== WRITTEN TASK ==
Nothing but the lines from the line with "Serialize everything readable" through the end of the data is to be copied, and each is to be copied exactly.

---------- DATASET EXTRACT

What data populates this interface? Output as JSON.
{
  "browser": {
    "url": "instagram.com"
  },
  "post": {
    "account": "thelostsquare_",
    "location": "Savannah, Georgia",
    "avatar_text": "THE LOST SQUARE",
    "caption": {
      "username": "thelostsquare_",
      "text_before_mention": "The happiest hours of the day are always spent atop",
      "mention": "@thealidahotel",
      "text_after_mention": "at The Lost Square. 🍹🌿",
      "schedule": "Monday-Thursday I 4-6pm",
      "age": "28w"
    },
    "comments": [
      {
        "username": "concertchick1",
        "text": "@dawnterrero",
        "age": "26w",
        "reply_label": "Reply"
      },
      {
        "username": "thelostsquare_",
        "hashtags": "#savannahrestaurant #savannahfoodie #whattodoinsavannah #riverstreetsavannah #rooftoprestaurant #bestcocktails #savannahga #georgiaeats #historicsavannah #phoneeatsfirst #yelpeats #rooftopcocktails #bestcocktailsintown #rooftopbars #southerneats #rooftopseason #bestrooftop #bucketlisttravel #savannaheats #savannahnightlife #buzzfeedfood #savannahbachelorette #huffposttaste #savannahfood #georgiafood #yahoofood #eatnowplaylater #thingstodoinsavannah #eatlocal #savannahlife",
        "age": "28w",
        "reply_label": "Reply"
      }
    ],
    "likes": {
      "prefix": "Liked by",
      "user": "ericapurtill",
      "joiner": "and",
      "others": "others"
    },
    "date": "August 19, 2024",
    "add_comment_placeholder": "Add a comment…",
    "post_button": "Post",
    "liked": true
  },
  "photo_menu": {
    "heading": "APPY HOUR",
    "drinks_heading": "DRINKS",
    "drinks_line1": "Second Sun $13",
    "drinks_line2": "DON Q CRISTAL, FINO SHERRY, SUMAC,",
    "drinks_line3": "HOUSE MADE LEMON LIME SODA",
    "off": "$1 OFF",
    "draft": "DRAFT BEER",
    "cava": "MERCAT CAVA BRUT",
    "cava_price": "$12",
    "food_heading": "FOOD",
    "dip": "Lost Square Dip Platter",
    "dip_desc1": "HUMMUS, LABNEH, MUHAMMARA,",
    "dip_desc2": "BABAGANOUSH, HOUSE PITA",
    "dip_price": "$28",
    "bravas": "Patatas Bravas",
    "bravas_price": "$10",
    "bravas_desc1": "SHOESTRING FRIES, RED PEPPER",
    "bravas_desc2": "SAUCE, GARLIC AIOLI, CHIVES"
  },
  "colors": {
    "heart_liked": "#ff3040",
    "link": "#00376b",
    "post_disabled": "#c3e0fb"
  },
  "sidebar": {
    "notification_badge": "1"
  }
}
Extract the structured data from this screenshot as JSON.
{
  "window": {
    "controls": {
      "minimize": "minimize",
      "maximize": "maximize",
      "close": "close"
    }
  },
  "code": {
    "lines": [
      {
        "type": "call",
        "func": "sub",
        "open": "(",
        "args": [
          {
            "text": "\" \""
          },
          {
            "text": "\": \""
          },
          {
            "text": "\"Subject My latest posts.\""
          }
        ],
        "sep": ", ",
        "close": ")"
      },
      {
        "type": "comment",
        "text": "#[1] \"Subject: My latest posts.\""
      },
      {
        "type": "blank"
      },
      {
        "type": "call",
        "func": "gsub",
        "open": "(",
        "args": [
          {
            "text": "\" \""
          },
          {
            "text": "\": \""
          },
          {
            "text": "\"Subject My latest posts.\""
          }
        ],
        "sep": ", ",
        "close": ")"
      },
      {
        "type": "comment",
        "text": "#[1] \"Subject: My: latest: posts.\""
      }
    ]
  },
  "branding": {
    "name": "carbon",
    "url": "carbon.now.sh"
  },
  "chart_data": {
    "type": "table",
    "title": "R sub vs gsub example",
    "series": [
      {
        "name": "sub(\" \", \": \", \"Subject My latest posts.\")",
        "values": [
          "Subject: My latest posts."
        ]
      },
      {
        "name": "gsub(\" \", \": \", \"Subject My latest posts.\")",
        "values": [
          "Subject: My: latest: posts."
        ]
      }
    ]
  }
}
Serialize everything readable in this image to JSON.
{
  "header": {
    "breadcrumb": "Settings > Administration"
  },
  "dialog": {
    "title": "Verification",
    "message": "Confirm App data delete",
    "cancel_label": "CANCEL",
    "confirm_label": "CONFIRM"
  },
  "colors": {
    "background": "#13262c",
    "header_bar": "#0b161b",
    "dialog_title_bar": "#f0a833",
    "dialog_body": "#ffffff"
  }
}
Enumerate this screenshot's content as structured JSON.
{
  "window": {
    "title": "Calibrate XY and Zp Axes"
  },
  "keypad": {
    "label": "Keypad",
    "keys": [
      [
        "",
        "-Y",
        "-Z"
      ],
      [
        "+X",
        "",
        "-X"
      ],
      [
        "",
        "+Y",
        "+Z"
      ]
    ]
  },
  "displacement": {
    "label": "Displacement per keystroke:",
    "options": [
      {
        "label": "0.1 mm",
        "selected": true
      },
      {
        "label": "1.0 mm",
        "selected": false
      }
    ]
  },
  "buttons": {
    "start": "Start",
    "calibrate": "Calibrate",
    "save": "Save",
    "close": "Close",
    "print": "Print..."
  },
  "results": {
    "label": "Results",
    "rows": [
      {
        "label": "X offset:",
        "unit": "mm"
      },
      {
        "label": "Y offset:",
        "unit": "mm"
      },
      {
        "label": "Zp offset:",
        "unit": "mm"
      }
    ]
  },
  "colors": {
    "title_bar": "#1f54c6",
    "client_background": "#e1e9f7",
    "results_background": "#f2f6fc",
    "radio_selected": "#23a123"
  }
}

--------------------

== PROBLEM SOLUTION ==
Serialize everything readable in this image to JSON.
{
  "header": {
    "breadcrumb": "Settings > Administration"
  },
  "dialog": {
    "title": "Verification",
    "message": "Confirm App data delete",
    "cancel_label": "CANCEL",
    "confirm_label": "CONFIRM"
  },
  "colors": {
    "background": "#13262c",
    "header_bar": "#0b161b",
    "dialog_title_bar": "#f0a833",
    "dialog_body": "#ffffff"
  }
}
Enumerate this screenshot's content as structured JSON.
{
  "window": {
    "title": "Calibrate XY and Zp Axes"
  },
  "keypad": {
    "label": "Keypad",
    "keys": [
      [
        "",
        "-Y",
        "-Z"
      ],
      [
        "+X",
        "",
        "-X"
      ],
      [
        "",
        "+Y",
        "+Z"
      ]
    ]
  },
  "displacement": {
    "label": "Displacement per keystroke:",
    "options": [
      {
        "label": "0.1 mm",
        "selected": true
      },
      {
        "label": "1.0 mm",
        "selected": false
      }
    ]
  },
  "buttons": {
    "start": "Start",
    "calibrate": "Calibrate",
    "save": "Save",
    "close": "Close",
    "print": "Print..."
  },
  "results": {
    "label": "Results",
    "rows": [
      {
        "label": "X offset:",
        "unit": "mm"
      },
      {
        "label": "Y offset:",
        "unit": "mm"
      },
      {
        "label": "Zp offset:",
        "unit": "mm"
      }
    ]
  },
  "colors": {
    "title_bar": "#1f54c6",
    "client_background": "#e1e9f7",
    "results_background": "#f2f6fc",
    "radio_selected": "#23a123"
  }
}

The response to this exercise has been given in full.